→ **Exercise aim**
Could you convert the rows into a JSON list of strings, one string per line with blank lines left out? Begin with the very first row and stop after the row that contains "warning-icon — [89, 100, 127, 138]", including both.

Entries taken from a collection
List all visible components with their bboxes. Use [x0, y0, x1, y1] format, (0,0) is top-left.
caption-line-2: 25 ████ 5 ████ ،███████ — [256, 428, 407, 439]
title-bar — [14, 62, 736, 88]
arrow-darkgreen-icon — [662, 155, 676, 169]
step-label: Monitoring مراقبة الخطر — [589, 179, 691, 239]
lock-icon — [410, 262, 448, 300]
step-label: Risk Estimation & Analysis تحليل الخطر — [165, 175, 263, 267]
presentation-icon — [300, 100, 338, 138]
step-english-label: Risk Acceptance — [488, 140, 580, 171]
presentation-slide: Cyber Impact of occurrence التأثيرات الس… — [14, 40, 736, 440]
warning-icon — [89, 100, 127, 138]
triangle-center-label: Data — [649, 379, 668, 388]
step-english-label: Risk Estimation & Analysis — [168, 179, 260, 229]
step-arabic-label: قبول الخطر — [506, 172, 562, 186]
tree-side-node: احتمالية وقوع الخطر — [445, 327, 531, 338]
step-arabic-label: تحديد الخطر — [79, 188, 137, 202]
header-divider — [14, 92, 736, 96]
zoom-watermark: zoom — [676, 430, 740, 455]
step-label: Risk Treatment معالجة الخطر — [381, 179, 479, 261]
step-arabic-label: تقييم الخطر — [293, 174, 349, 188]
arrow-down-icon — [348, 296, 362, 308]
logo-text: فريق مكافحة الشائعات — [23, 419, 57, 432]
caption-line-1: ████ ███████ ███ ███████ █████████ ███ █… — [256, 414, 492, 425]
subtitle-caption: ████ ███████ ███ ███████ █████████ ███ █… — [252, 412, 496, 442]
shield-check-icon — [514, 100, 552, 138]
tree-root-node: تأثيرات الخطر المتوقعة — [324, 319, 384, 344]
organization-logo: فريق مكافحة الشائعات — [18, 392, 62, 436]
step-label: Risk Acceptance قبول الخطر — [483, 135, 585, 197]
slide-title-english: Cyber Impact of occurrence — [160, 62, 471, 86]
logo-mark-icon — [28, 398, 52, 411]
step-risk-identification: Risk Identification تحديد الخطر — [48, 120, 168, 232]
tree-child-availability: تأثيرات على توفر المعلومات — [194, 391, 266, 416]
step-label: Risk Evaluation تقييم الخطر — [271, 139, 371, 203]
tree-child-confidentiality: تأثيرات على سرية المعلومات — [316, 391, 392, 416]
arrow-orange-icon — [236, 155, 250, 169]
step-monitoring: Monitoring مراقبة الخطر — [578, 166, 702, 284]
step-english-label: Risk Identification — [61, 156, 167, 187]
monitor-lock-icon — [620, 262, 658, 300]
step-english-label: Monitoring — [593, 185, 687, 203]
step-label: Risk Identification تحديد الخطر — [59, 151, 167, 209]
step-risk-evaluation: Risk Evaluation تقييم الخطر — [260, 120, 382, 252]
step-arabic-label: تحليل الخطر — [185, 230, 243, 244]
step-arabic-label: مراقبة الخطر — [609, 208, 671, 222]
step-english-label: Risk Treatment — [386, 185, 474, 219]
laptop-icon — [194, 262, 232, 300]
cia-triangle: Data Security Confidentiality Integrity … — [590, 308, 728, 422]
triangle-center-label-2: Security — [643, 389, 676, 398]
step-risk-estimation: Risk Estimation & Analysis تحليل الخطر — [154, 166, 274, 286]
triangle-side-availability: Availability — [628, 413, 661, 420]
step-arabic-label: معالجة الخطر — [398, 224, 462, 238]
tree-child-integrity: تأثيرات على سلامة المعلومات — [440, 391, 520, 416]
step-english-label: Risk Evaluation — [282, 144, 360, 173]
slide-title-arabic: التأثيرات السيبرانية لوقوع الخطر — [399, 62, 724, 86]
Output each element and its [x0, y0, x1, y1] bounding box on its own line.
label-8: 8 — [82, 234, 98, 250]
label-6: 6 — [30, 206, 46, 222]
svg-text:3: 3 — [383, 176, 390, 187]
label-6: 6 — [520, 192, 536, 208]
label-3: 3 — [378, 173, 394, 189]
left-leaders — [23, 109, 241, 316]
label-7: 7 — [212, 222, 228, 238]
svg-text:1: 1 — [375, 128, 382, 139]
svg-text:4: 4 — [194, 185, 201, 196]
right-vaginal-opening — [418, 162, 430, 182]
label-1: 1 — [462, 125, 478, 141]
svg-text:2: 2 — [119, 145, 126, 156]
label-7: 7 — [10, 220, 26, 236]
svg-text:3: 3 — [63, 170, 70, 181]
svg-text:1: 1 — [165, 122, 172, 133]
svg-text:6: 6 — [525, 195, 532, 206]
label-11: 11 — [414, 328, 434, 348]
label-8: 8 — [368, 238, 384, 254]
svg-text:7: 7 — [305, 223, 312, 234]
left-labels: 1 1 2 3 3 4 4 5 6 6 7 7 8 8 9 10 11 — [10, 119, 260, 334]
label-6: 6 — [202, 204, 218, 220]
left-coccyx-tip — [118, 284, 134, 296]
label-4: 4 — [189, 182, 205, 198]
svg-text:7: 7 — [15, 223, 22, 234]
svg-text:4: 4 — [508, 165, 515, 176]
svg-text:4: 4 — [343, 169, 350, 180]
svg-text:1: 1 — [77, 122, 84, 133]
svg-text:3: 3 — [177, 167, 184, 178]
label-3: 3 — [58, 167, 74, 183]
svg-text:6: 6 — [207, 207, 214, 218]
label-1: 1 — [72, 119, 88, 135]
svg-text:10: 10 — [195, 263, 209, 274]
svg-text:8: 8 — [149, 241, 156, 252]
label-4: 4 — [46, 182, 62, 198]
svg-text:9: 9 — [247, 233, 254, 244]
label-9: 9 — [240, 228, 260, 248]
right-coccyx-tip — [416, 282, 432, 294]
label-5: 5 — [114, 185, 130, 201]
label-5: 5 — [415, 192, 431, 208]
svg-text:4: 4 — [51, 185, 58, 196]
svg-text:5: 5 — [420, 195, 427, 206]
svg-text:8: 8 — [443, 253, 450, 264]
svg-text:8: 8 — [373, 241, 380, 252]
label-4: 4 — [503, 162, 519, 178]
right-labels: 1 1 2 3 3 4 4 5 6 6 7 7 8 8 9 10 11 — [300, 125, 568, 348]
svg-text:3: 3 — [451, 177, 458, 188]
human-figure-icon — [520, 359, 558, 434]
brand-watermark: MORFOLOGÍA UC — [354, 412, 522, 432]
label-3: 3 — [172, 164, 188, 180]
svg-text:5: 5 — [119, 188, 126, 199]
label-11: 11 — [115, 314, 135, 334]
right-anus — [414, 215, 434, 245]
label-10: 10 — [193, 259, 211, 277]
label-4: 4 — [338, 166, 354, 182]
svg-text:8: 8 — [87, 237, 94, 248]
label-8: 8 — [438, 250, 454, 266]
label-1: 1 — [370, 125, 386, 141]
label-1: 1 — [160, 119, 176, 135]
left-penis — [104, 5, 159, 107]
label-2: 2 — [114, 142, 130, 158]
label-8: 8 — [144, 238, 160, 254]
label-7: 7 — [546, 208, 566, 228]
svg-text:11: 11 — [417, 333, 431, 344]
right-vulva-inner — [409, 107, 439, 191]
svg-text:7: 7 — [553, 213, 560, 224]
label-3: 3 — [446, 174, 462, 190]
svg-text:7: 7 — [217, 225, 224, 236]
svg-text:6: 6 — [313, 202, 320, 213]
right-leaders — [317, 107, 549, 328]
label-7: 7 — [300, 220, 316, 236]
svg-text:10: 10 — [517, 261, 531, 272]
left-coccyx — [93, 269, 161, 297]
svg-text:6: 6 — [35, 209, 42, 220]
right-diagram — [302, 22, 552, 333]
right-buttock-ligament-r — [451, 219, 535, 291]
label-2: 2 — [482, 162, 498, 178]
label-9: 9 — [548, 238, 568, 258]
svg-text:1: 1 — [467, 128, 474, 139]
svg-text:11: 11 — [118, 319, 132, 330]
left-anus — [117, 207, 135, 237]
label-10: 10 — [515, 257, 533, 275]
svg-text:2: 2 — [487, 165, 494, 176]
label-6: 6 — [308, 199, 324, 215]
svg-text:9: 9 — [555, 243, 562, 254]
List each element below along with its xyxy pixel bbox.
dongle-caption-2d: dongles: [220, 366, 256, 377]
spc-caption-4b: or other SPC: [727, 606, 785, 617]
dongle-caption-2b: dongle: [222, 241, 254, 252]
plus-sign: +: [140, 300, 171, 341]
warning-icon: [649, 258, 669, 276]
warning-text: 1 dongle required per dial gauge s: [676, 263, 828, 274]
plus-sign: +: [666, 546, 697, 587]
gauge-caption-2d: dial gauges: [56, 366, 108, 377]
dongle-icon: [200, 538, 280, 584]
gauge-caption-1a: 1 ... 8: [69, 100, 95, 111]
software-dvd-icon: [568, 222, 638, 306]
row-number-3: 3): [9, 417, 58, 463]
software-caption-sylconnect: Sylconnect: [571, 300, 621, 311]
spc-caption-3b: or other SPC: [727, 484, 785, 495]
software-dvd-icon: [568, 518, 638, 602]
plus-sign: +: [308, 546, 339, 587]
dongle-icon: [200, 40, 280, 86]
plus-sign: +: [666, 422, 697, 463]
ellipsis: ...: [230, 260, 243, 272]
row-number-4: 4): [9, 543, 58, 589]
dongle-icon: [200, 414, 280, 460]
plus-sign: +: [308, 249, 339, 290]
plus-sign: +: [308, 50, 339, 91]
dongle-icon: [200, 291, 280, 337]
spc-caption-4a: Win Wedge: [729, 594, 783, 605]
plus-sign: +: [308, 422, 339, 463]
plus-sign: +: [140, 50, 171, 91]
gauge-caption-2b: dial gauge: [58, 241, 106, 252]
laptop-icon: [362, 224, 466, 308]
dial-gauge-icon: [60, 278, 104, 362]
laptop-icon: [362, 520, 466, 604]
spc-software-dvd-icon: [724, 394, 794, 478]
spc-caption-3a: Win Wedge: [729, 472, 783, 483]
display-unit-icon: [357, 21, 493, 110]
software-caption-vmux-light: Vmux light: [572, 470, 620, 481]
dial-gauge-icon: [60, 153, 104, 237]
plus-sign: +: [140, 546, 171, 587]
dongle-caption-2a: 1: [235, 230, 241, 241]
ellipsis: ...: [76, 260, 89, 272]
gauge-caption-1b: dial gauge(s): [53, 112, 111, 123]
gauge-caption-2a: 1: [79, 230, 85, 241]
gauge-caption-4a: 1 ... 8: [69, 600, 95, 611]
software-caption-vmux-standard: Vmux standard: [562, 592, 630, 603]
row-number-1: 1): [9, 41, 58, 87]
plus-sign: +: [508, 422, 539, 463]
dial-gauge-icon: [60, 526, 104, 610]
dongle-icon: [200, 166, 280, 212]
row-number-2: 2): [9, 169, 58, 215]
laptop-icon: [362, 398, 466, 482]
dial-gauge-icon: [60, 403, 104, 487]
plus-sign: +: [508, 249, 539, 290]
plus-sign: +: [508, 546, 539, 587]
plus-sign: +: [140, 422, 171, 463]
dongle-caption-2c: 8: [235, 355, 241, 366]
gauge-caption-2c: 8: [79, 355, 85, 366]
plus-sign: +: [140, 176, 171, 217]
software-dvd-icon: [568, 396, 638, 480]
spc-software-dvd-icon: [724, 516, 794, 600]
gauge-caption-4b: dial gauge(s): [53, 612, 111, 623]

→ **Written response**
[
  "List all visible components with their bboxes. Use [x0, y0, x1, y1] format, (0,0) is top-left.",
  "caption-line-2: 25 ████ 5 ████ ،███████ — [256, 428, 407, 439]",
  "title-bar — [14, 62, 736, 88]",
  "arrow-darkgreen-icon — [662, 155, 676, 169]",
  "step-label: Monitoring مراقبة الخطر — [589, 179, 691, 239]",
  "lock-icon — [410, 262, 448, 300]",
  "step-label: Risk Estimation & Analysis تحليل الخطر — [165, 175, 263, 267]",
  "presentation-icon — [300, 100, 338, 138]",
  "step-english-label: Risk Acceptance — [488, 140, 580, 171]",
  "presentation-slide: Cyber Impact of occurrence التأثيرات الس… — [14, 40, 736, 440]",
  "warning-icon — [89, 100, 127, 138]"
]